**STATED EXERCISE:**
Quote every entry word for word.

**RECORD EXTRACTS:**
* * * * * * *

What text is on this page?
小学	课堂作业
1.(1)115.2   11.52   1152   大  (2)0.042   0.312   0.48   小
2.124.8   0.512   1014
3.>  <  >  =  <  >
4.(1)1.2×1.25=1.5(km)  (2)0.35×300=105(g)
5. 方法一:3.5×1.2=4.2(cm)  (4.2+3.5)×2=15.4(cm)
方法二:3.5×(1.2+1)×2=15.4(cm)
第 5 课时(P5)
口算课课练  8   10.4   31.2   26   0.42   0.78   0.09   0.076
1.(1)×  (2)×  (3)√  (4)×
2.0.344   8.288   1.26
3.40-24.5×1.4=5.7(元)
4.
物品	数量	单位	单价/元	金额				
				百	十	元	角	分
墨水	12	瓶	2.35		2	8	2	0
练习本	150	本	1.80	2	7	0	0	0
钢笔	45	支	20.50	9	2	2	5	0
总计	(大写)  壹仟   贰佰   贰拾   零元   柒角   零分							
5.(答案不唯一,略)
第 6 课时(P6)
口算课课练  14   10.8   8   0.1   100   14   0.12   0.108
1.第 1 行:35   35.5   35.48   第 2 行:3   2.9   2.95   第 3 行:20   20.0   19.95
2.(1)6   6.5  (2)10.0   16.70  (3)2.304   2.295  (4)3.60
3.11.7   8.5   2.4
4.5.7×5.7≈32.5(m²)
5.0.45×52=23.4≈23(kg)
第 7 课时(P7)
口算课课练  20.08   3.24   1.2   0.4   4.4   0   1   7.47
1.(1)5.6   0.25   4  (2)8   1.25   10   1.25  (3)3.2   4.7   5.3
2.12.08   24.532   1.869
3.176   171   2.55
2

* * * * * * *

**TASK RESPONSE:**
What text is on this page?
小学	课堂作业
1.(1)115.2   11.52   1152   大  (2)0.042   0.312   0.48   小
2.124.8   0.512   1014
3.>  <  >  =  <  >
4.(1)1.2×1.25=1.5(km)  (2)0.35×300=105(g)
5. 方法一:3.5×1.2=4.2(cm)  (4.2+3.5)×2=15.4(cm)
方法二:3.5×(1.2+1)×2=15.4(cm)
第 5 课时(P5)
口算课课练  8   10.4   31.2   26   0.42   0.78   0.09   0.076
1.(1)×  (2)×  (3)√  (4)×
2.0.344   8.288   1.26
3.40-24.5×1.4=5.7(元)
4.
物品	数量	单位	单价/元	金额				
				百	十	元	角	分
墨水	12	瓶	2.35		2	8	2	0
练习本	150	本	1.80	2	7	0	0	0
钢笔	45	支	20.50	9	2	2	5	0
总计	(大写)  壹仟   贰佰   贰拾   零元   柒角   零分							
5.(答案不唯一,略)
第 6 课时(P6)
口算课课练  14   10.8   8   0.1   100   14   0.12   0.108
1.第 1 行:35   35.5   35.48   第 2 行:3   2.9   2.95   第 3 行:20   20.0   19.95
2.(1)6   6.5  (2)10.0   16.70  (3)2.304   2.295  (4)3.60
3.11.7   8.5   2.4
4.5.7×5.7≈32.5(m²)
5.0.45×52=23.4≈23(kg)
第 7 课时(P7)
口算课课练  20.08   3.24   1.2   0.4   4.4   0   1   7.47
1.(1)5.6   0.25   4  (2)8   1.25   10   1.25  (3)3.2   4.7   5.3
2.12.08   24.532   1.869
3.176   171   2.55
2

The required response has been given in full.